━━ Recorded information

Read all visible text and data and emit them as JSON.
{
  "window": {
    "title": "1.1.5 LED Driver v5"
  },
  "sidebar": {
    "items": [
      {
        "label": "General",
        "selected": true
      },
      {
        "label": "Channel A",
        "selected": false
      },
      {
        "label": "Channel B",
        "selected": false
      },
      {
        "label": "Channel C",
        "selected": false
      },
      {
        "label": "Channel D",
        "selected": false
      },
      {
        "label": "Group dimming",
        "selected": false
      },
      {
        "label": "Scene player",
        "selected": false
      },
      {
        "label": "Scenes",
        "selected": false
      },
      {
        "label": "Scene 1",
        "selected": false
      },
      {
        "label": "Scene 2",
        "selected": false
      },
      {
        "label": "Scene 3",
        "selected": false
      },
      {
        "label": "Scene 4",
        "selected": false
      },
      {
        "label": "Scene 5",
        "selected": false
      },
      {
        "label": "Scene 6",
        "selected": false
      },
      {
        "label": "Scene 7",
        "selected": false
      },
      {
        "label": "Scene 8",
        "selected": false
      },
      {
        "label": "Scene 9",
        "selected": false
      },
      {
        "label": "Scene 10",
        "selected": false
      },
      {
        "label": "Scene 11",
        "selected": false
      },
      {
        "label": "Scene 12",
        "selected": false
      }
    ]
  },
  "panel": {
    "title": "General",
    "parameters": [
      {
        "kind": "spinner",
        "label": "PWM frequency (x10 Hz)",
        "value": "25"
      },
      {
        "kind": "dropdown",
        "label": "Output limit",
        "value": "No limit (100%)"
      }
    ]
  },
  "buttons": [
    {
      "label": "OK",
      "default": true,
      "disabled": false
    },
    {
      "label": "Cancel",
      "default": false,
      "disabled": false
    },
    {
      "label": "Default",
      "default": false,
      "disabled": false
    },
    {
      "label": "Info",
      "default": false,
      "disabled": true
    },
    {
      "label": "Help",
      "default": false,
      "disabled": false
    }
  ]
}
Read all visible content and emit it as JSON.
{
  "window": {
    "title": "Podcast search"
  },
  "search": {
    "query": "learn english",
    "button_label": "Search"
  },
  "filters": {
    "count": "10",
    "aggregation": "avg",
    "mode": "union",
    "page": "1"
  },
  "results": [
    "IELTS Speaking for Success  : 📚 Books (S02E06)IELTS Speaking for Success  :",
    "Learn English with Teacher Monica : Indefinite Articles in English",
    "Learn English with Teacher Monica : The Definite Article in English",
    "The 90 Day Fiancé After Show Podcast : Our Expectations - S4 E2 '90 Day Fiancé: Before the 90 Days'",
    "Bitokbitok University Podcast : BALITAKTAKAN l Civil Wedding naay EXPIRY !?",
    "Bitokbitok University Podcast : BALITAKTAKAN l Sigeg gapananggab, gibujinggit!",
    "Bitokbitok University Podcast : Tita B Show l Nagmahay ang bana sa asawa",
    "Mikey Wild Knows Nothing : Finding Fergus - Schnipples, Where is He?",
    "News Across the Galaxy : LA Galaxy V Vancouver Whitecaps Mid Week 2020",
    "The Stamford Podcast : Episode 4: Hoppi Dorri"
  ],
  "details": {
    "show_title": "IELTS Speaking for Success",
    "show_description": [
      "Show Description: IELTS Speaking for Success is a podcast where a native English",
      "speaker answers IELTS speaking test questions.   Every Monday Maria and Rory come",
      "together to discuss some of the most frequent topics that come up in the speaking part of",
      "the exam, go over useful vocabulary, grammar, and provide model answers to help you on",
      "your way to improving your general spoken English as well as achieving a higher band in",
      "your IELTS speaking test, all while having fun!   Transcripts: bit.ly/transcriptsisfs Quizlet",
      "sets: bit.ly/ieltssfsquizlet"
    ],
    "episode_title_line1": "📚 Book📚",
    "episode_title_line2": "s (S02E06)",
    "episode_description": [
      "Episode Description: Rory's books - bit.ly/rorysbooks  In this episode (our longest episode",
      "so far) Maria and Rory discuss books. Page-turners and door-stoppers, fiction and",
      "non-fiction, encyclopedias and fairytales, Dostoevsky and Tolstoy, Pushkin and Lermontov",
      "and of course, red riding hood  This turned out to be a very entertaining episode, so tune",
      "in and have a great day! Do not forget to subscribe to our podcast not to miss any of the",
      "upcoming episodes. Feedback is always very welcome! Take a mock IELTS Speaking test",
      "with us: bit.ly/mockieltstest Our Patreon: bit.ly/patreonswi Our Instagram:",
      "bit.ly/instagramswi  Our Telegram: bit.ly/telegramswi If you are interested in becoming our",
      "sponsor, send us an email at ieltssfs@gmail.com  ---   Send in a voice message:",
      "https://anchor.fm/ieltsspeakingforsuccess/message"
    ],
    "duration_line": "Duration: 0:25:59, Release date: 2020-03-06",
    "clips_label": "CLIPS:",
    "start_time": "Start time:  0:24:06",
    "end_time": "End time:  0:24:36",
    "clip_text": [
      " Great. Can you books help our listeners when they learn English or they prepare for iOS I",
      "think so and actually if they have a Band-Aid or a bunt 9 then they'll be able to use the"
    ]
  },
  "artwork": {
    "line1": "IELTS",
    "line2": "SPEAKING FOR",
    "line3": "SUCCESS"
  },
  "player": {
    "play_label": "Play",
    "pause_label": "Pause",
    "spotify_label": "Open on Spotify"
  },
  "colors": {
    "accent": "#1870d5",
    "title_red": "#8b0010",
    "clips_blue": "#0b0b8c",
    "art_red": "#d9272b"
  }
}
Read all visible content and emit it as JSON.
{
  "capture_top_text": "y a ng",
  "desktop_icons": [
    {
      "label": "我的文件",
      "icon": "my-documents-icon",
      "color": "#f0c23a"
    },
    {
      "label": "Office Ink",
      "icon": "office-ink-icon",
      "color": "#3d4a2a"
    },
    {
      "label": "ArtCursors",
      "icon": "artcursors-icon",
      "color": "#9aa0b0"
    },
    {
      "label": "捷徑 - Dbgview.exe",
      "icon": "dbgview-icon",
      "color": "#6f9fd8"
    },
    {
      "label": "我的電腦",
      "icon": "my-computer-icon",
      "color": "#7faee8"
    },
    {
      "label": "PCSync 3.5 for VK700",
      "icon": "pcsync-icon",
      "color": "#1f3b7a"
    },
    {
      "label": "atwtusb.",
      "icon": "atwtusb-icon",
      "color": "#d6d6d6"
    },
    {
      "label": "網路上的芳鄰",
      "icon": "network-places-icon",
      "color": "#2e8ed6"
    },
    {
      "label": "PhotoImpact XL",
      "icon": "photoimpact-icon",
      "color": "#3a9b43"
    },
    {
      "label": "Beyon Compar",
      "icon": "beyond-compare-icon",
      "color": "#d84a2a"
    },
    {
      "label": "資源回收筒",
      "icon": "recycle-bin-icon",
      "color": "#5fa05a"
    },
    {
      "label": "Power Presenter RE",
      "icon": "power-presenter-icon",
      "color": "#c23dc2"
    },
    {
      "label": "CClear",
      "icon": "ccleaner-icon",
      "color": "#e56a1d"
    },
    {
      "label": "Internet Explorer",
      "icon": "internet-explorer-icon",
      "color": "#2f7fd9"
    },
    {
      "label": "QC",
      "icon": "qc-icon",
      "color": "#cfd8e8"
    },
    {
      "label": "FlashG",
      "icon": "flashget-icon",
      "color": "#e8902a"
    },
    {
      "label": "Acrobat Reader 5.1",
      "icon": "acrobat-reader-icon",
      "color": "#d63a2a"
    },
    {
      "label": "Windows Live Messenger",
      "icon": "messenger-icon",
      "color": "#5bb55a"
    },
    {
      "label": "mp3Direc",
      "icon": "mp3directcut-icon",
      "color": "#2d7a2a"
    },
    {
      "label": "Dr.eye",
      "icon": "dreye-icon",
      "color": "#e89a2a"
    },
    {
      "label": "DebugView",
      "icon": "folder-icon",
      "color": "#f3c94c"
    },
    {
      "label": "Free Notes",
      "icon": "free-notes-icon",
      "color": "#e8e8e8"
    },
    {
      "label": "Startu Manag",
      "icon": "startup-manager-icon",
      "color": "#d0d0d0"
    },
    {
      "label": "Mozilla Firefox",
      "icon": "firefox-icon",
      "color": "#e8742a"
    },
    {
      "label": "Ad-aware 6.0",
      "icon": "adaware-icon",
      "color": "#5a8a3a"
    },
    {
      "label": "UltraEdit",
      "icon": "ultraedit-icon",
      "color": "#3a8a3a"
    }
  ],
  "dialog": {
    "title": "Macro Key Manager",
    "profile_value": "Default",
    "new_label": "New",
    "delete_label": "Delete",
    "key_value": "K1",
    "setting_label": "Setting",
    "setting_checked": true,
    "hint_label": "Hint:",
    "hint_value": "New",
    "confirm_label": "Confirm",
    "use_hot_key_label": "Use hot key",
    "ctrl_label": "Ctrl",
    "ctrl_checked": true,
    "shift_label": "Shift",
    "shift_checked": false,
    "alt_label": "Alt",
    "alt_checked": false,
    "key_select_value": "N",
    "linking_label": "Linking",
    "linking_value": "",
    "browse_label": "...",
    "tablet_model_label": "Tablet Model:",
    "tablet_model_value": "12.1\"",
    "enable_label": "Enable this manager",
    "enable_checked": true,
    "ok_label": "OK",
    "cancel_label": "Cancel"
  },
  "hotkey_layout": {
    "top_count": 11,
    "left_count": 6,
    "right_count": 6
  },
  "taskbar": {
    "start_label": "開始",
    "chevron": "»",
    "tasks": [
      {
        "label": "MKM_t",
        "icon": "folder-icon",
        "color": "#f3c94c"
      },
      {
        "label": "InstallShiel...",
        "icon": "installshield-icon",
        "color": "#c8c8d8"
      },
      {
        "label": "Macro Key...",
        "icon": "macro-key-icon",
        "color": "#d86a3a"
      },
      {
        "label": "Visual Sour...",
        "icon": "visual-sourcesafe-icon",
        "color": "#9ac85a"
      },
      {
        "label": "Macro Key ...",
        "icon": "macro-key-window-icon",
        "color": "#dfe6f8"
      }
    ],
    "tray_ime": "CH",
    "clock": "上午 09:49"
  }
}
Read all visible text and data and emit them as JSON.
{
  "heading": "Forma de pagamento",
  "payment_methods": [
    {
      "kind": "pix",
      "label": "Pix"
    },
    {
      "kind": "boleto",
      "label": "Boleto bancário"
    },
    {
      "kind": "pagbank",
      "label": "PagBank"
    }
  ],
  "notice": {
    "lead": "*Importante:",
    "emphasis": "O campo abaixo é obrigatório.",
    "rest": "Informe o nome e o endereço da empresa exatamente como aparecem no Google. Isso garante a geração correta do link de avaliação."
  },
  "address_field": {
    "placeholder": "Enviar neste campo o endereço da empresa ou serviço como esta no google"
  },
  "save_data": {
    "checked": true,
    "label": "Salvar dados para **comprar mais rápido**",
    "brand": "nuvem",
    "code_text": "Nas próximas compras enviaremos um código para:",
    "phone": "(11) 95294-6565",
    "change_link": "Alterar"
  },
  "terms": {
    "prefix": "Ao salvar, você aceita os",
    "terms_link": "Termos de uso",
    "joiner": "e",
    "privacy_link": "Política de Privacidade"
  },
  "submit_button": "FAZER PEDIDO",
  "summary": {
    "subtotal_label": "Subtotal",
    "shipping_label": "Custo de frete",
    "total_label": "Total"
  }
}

━━━━

To be done -
Make a copy of each line that contains the string "campo".

Completed exercise -
    "emphasis": "O campo abaixo é obrigatório.",
    "placeholder": "Enviar neste campo o endereço da empresa ou serviço como esta no google"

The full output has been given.